Count the lines in the listing below that contain the string "components", matching case exactly, and reply with the number alone.

__________

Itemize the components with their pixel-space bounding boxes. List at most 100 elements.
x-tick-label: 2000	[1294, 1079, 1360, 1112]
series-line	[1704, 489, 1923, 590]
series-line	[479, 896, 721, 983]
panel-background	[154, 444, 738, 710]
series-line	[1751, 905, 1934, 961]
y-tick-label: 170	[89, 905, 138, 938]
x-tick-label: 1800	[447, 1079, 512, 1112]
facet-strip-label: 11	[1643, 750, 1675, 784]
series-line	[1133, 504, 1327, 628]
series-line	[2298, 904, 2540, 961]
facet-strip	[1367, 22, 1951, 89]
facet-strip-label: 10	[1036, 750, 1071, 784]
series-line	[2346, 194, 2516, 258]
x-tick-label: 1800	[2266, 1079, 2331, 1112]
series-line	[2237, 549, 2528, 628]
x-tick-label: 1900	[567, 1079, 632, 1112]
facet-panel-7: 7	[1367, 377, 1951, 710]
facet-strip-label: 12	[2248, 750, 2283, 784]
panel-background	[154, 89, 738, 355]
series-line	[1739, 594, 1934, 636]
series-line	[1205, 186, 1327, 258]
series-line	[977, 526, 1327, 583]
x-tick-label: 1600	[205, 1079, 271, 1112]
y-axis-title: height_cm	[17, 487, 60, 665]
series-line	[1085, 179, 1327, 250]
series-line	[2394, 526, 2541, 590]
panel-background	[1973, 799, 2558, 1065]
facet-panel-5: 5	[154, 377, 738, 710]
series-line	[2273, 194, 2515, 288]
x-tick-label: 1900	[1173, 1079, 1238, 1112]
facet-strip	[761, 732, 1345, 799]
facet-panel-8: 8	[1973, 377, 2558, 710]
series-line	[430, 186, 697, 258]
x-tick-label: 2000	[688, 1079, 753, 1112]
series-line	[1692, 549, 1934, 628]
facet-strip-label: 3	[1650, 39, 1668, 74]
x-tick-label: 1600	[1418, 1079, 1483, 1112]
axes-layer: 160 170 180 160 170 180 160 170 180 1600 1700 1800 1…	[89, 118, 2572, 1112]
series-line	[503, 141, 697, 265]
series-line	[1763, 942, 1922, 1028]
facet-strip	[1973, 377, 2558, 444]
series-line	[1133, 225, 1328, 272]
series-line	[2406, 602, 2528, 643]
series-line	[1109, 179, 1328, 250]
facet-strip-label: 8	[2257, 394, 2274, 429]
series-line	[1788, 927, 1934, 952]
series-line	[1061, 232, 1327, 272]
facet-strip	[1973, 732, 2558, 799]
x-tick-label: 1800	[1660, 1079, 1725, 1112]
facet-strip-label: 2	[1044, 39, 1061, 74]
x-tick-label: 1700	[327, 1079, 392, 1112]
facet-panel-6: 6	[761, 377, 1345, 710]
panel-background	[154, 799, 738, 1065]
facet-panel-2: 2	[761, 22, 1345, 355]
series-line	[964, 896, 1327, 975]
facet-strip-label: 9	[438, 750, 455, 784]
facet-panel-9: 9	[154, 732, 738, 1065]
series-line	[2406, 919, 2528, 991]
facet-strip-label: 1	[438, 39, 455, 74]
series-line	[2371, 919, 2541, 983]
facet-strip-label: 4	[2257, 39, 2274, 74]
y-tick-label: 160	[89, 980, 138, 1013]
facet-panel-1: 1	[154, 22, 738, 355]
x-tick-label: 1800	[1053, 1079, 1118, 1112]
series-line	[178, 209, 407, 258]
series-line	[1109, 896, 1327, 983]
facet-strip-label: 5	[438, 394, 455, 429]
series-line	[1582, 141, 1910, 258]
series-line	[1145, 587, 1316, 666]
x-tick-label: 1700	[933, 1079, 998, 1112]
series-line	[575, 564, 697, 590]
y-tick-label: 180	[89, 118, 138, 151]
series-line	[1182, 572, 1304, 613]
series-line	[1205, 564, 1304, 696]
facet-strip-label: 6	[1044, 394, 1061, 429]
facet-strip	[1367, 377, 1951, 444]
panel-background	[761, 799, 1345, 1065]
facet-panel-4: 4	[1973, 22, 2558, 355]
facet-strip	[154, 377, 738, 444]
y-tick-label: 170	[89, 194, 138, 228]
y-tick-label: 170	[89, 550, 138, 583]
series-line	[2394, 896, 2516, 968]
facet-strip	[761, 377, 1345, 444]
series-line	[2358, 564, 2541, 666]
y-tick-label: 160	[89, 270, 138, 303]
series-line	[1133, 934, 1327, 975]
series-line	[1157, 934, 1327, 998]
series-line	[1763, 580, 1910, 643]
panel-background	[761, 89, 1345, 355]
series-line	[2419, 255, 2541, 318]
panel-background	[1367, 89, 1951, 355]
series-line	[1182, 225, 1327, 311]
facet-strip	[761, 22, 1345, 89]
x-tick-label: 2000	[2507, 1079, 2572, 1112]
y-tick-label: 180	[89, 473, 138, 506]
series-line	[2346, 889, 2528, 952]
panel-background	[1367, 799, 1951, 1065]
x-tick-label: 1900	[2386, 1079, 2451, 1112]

__________

RESULT FOR THIS TASK: 1